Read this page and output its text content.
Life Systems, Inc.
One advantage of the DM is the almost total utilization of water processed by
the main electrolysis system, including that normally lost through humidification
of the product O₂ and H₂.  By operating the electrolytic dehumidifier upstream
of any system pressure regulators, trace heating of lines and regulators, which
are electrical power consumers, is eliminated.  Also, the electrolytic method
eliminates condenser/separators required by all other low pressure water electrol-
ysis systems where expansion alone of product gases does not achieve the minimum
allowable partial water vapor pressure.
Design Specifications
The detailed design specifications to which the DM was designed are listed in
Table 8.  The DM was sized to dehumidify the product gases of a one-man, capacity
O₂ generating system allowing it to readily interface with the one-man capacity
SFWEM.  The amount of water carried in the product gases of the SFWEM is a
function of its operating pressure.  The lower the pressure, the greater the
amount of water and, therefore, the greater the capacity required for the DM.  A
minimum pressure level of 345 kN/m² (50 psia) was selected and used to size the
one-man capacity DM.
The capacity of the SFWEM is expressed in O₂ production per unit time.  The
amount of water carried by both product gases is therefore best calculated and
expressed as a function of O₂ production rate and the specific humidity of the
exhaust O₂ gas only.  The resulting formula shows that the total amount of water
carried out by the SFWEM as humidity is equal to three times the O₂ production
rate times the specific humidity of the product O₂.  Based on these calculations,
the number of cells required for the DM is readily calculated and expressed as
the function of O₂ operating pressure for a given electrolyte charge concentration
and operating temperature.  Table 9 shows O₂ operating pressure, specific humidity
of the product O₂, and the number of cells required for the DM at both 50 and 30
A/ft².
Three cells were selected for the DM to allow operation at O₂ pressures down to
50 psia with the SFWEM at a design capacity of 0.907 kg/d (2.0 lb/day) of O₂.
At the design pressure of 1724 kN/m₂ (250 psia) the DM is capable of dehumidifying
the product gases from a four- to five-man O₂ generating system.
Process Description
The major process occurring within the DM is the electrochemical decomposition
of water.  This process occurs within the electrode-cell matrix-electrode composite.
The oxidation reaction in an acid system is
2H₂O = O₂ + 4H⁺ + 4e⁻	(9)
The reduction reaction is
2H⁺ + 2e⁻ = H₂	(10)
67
————————
TASK GOAL>
Please output the listing above exactly, every line included.

YOUR RESPONSE>
Read this page and output its text content.
Life Systems, Inc.
One advantage of the DM is the almost total utilization of water processed by
the main electrolysis system, including that normally lost through humidification
of the product O₂ and H₂.  By operating the electrolytic dehumidifier upstream
of any system pressure regulators, trace heating of lines and regulators, which
are electrical power consumers, is eliminated.  Also, the electrolytic method
eliminates condenser/separators required by all other low pressure water electrol-
ysis systems where expansion alone of product gases does not achieve the minimum
allowable partial water vapor pressure.
Design Specifications
The detailed design specifications to which the DM was designed are listed in
Table 8.  The DM was sized to dehumidify the product gases of a one-man, capacity
O₂ generating system allowing it to readily interface with the one-man capacity
SFWEM.  The amount of water carried in the product gases of the SFWEM is a
function of its operating pressure.  The lower the pressure, the greater the
amount of water and, therefore, the greater the capacity required for the DM.  A
minimum pressure level of 345 kN/m² (50 psia) was selected and used to size the
one-man capacity DM.
The capacity of the SFWEM is expressed in O₂ production per unit time.  The
amount of water carried by both product gases is therefore best calculated and
expressed as a function of O₂ production rate and the specific humidity of the
exhaust O₂ gas only.  The resulting formula shows that the total amount of water
carried out by the SFWEM as humidity is equal to three times the O₂ production
rate times the specific humidity of the product O₂.  Based on these calculations,
the number of cells required for the DM is readily calculated and expressed as
the function of O₂ operating pressure for a given electrolyte charge concentration
and operating temperature.  Table 9 shows O₂ operating pressure, specific humidity
of the product O₂, and the number of cells required for the DM at both 50 and 30
A/ft².
Three cells were selected for the DM to allow operation at O₂ pressures down to
50 psia with the SFWEM at a design capacity of 0.907 kg/d (2.0 lb/day) of O₂.
At the design pressure of 1724 kN/m₂ (250 psia) the DM is capable of dehumidifying
the product gases from a four- to five-man O₂ generating system.
Process Description
The major process occurring within the DM is the electrochemical decomposition
of water.  This process occurs within the electrode-cell matrix-electrode composite.
The oxidation reaction in an acid system is
2H₂O = O₂ + 4H⁺ + 4e⁻	(9)
The reduction reaction is
2H⁺ + 2e⁻ = H₂	(10)
67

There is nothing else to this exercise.